* begin *

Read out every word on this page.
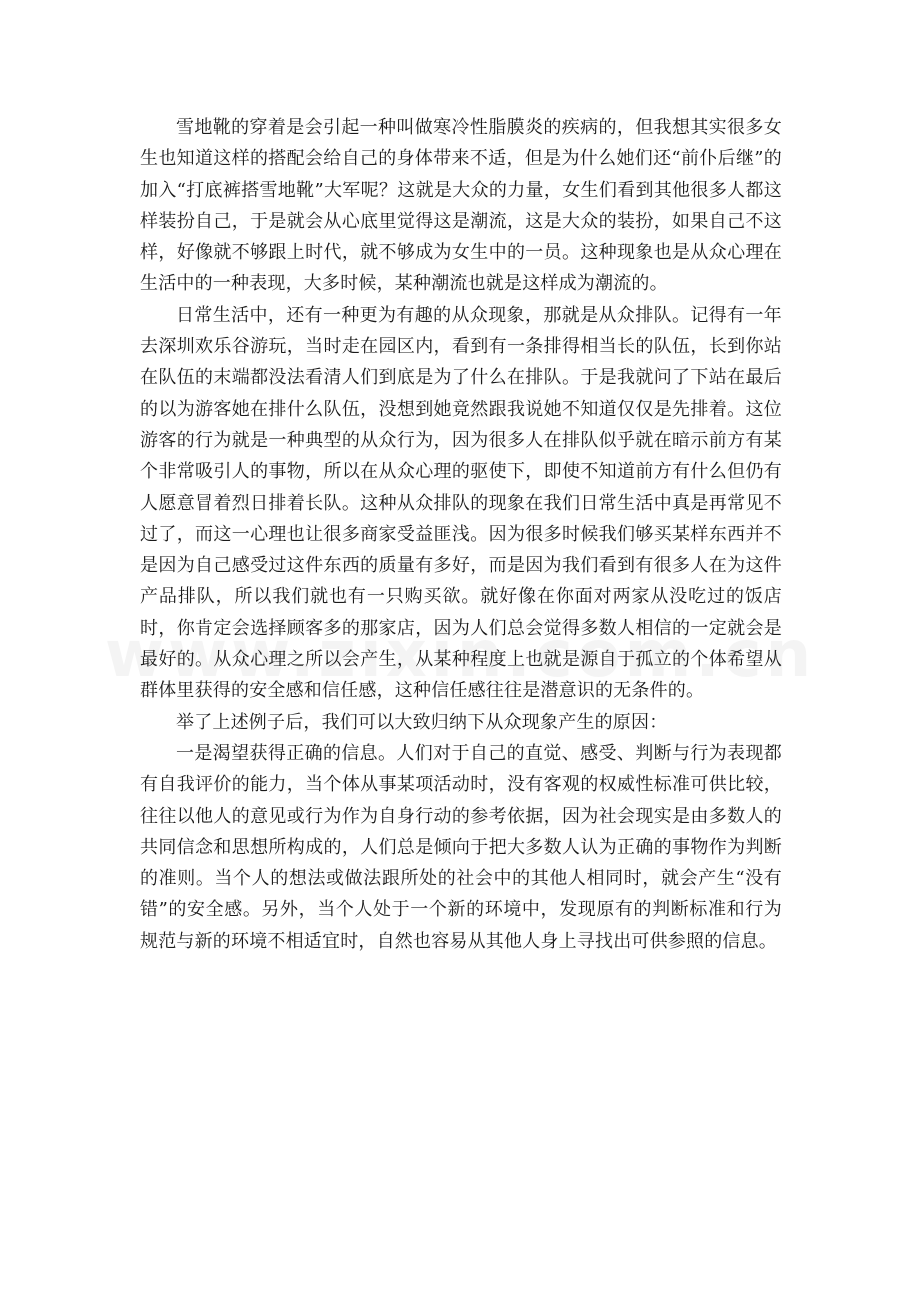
雪地靴的穿着是会引起一种叫做寒冷性脂膜炎的疾病的，但我想其实很多女生也知道这样的搭配会给自己的身体带来不适，但是为什么她们还“前仆后继”的加入“打底裤搭雪地靴”大军呢？这就是大众的力量，女生们看到其他很多人都这样装扮自己，于是就会从心底里觉得这是潮流，这是大众的装扮，如果自己不这样，好像就不够跟上时代，就不够成为女生中的一员。这种现象也是从众心理在生活中的一种表现，大多时候，某种潮流也就是这样成为潮流的。

日常生活中，还有一种更为有趣的从众现象，那就是从众排队。记得有一年去深圳欢乐谷游玩，当时走在园区内，看到有一条排得相当长的队伍，长到你站在队伍的末端都没法看清人们到底是为了什么在排队。于是我就问了下站在最后的以为游客她在排什么队伍，没想到她竟然跟我说她不知道仅仅是先排着。这位游客的行为就是一种典型的从众行为，因为很多人在排队似乎就在暗示前方有某个非常吸引人的事物，所以在从众心理的驱使下，即使不知道前方有什么但仍有人愿意冒着烈日排着长队。这种从众排队的现象在我们日常生活中真是再常见不过了，而这一心理也让很多商家受益匪浅。因为很多时候我们够买某样东西并不是因为自己感受过这件东西的质量有多好，而是因为我们看到有很多人在为这件产品排队，所以我们就也有一只购买欲。就好像在你面对两家从没吃过的饭店时，你肯定会选择顾客多的那家店，因为人们总会觉得多数人相信的一定就会是最好的。从众心理之所以会产生，从某种程度上也就是源自于孤立的个体希望从群体里获得的安全感和信任感，这种信任感往往是潜意识的无条件的。

举了上述例子后，我们可以大致归纳下从众现象产生的原因：

一是渴望获得正确的信息。人们对于自己的直觉、感受、判断与行为表现都有自我评价的能力，当个体从事某项活动时，没有客观的权威性标准可供比较，往往以他人的意见或行为作为自身行动的参考依据，因为社会现实是由多数人的共同信念和思想所构成的，人们总是倾向于把大多数人认为正确的事物作为判断的准则。当个人的想法或做法跟所处的社会中的其他人相同时，就会产生“没有错”的安全感。另外，当个人处于一个新的环境中，发现原有的判断标准和行为规范与新的环境不相适宜时，自然也容易从其他人身上寻找出可供参照的信息。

* end *

→ **Exercise task**:
Pictures excluded, quote all the data above exactly.

→ **Result**:
Read out every word on this page.
雪地靴的穿着是会引起一种叫做寒冷性脂膜炎的疾病的，但我想其实很多女生也知道这样的搭配会给自己的身体带来不适，但是为什么她们还“前仆后继”的加入“打底裤搭雪地靴”大军呢？这就是大众的力量，女生们看到其他很多人都这样装扮自己，于是就会从心底里觉得这是潮流，这是大众的装扮，如果自己不这样，好像就不够跟上时代，就不够成为女生中的一员。这种现象也是从众心理在生活中的一种表现，大多时候，某种潮流也就是这样成为潮流的。

日常生活中，还有一种更为有趣的从众现象，那就是从众排队。记得有一年去深圳欢乐谷游玩，当时走在园区内，看到有一条排得相当长的队伍，长到你站在队伍的末端都没法看清人们到底是为了什么在排队。于是我就问了下站在最后的以为游客她在排什么队伍，没想到她竟然跟我说她不知道仅仅是先排着。这位游客的行为就是一种典型的从众行为，因为很多人在排队似乎就在暗示前方有某个非常吸引人的事物，所以在从众心理的驱使下，即使不知道前方有什么但仍有人愿意冒着烈日排着长队。这种从众排队的现象在我们日常生活中真是再常见不过了，而这一心理也让很多商家受益匪浅。因为很多时候我们够买某样东西并不是因为自己感受过这件东西的质量有多好，而是因为我们看到有很多人在为这件产品排队，所以我们就也有一只购买欲。就好像在你面对两家从没吃过的饭店时，你肯定会选择顾客多的那家店，因为人们总会觉得多数人相信的一定就会是最好的。从众心理之所以会产生，从某种程度上也就是源自于孤立的个体希望从群体里获得的安全感和信任感，这种信任感往往是潜意识的无条件的。

举了上述例子后，我们可以大致归纳下从众现象产生的原因：

一是渴望获得正确的信息。人们对于自己的直觉、感受、判断与行为表现都有自我评价的能力，当个体从事某项活动时，没有客观的权威性标准可供比较，往往以他人的意见或行为作为自身行动的参考依据，因为社会现实是由多数人的共同信念和思想所构成的，人们总是倾向于把大多数人认为正确的事物作为判断的准则。当个人的想法或做法跟所处的社会中的其他人相同时，就会产生“没有错”的安全感。另外，当个人处于一个新的环境中，发现原有的判断标准和行为规范与新的环境不相适宜时，自然也容易从其他人身上寻找出可供参照的信息。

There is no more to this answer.